■ What you should do
Only the lines from the one containing "Enumerate this screenshot's" to the end of the material are to be copied, exactly and in full; images stay out.

─── Material for this task ───

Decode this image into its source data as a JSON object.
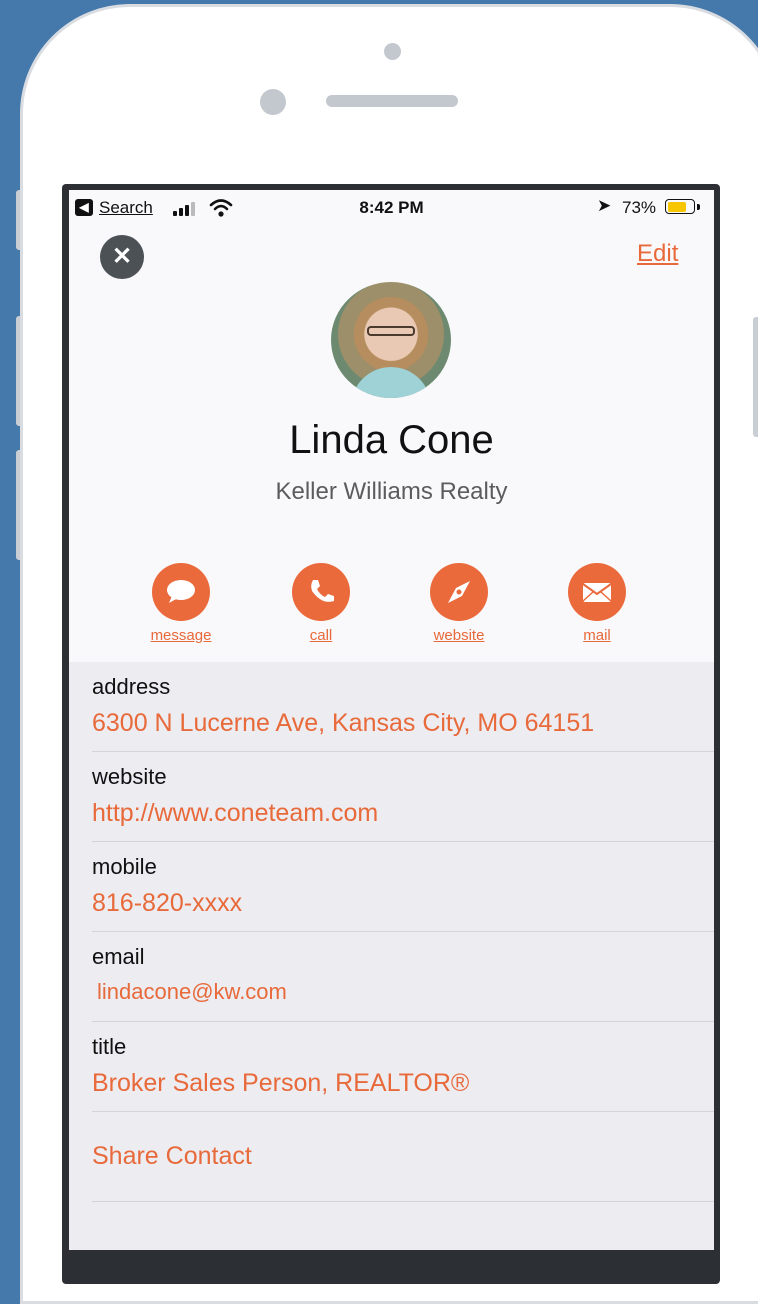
{
  "status_bar": {
    "back_label": "Search",
    "time": "8:42 PM",
    "battery": "73%",
    "battery_level": 0.73
  },
  "header": {
    "edit_label": "Edit"
  },
  "contact": {
    "name": "Linda Cone",
    "company": "Keller Williams Realty"
  },
  "actions": [
    {
      "label": "message",
      "icon": "message-bubble-icon"
    },
    {
      "label": "call",
      "icon": "phone-icon"
    },
    {
      "label": "website",
      "icon": "compass-icon"
    },
    {
      "label": "mail",
      "icon": "envelope-icon"
    }
  ],
  "fields": [
    {
      "key": "address",
      "value": "6300 N Lucerne Ave, Kansas City, MO 64151"
    },
    {
      "key": "website",
      "value": "http://www.coneteam.com"
    },
    {
      "key": "mobile",
      "value": "816-820-xxxx"
    },
    {
      "key": "email",
      "value": "lindacone@kw.com"
    },
    {
      "key": "title",
      "value": "Broker Sales Person, REALTOR®"
    }
  ],
  "share_label": "Share Contact",
  "colors": {
    "accent": "#e8693a",
    "background": "#4679ab"
  }
}
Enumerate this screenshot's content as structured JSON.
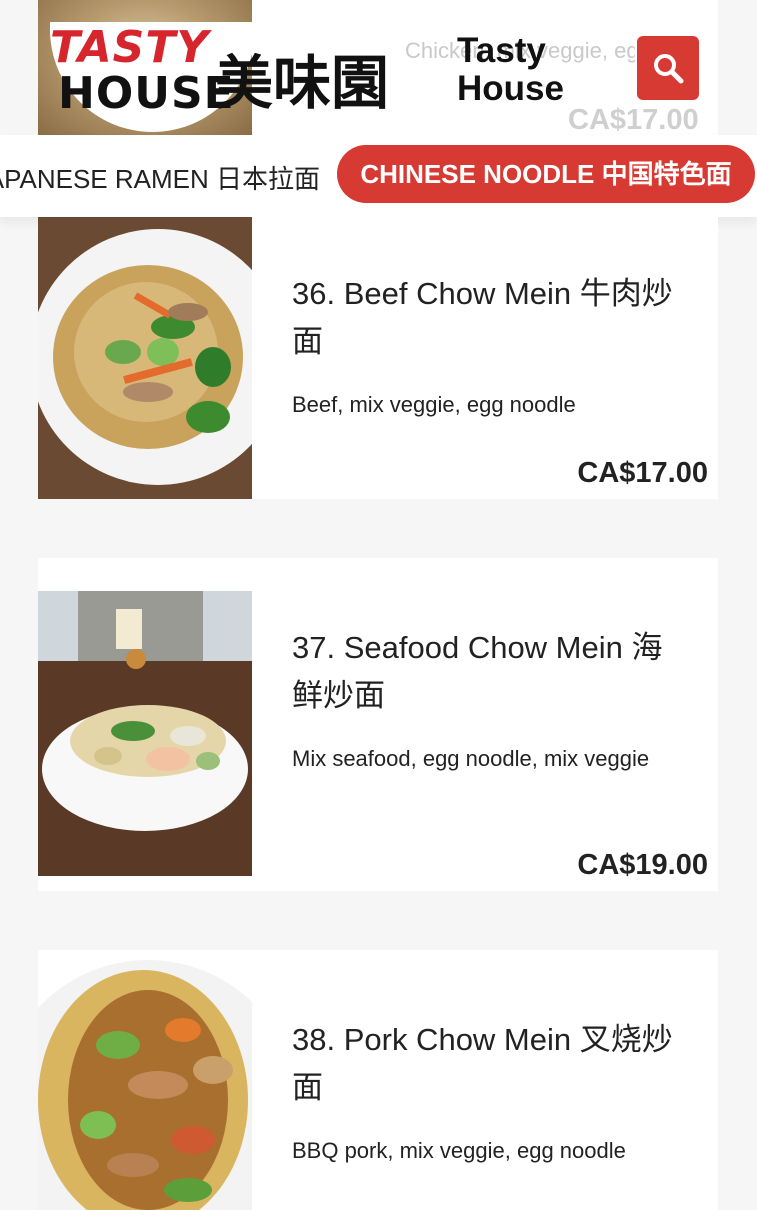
{
  "peek_item": {
    "description": "Chicken, mix veggie, egg noodle",
    "price": "CA$17.00"
  },
  "header": {
    "logo_line1": "TASTY",
    "logo_line2": "HOUSE",
    "logo_chinese": "美味園",
    "brand_name": "Tasty House",
    "search_icon": "search-icon"
  },
  "tabs": [
    {
      "label": "JAPANESE RAMEN 日本拉面",
      "active": false
    },
    {
      "label": "CHINESE NOODLE 中国特色面",
      "active": true
    }
  ],
  "items": [
    {
      "title": "36. Beef Chow Mein 牛肉炒面",
      "description": "Beef, mix veggie, egg noodle",
      "price": "CA$17.00"
    },
    {
      "title": "37. Seafood Chow Mein 海鲜炒面",
      "description": "Mix seafood, egg noodle, mix veggie",
      "price": "CA$19.00"
    },
    {
      "title": "38. Pork Chow Mein 叉烧炒面",
      "description": "BBQ pork, mix veggie, egg noodle",
      "price": ""
    }
  ],
  "colors": {
    "accent": "#d63a32",
    "logo_red": "#d6252c",
    "background": "#f6f6f6"
  }
}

───

■ Answer to the exercise
Enumerate this screenshot's content as structured JSON.
{
  "peek_item": {
    "description": "Chicken, mix veggie, egg noodle",
    "price": "CA$17.00"
  },
  "header": {
    "logo_line1": "TASTY",
    "logo_line2": "HOUSE",
    "logo_chinese": "美味園",
    "brand_name": "Tasty House",
    "search_icon": "search-icon"
  },
  "tabs": [
    {
      "label": "JAPANESE RAMEN 日本拉面",
      "active": false
    },
    {
      "label": "CHINESE NOODLE 中国特色面",
      "active": true
    }
  ],
  "items": [
    {
      "title": "36. Beef Chow Mein 牛肉炒面",
      "description": "Beef, mix veggie, egg noodle",
      "price": "CA$17.00"
    },
    {
      "title": "37. Seafood Chow Mein 海鲜炒面",
      "description": "Mix seafood, egg noodle, mix veggie",
      "price": "CA$19.00"
    },
    {
      "title": "38. Pork Chow Mein 叉烧炒面",
      "description": "BBQ pork, mix veggie, egg noodle",
      "price": ""
    }
  ],
  "colors": {
    "accent": "#d63a32",
    "logo_red": "#d6252c",
    "background": "#f6f6f6"
  }
}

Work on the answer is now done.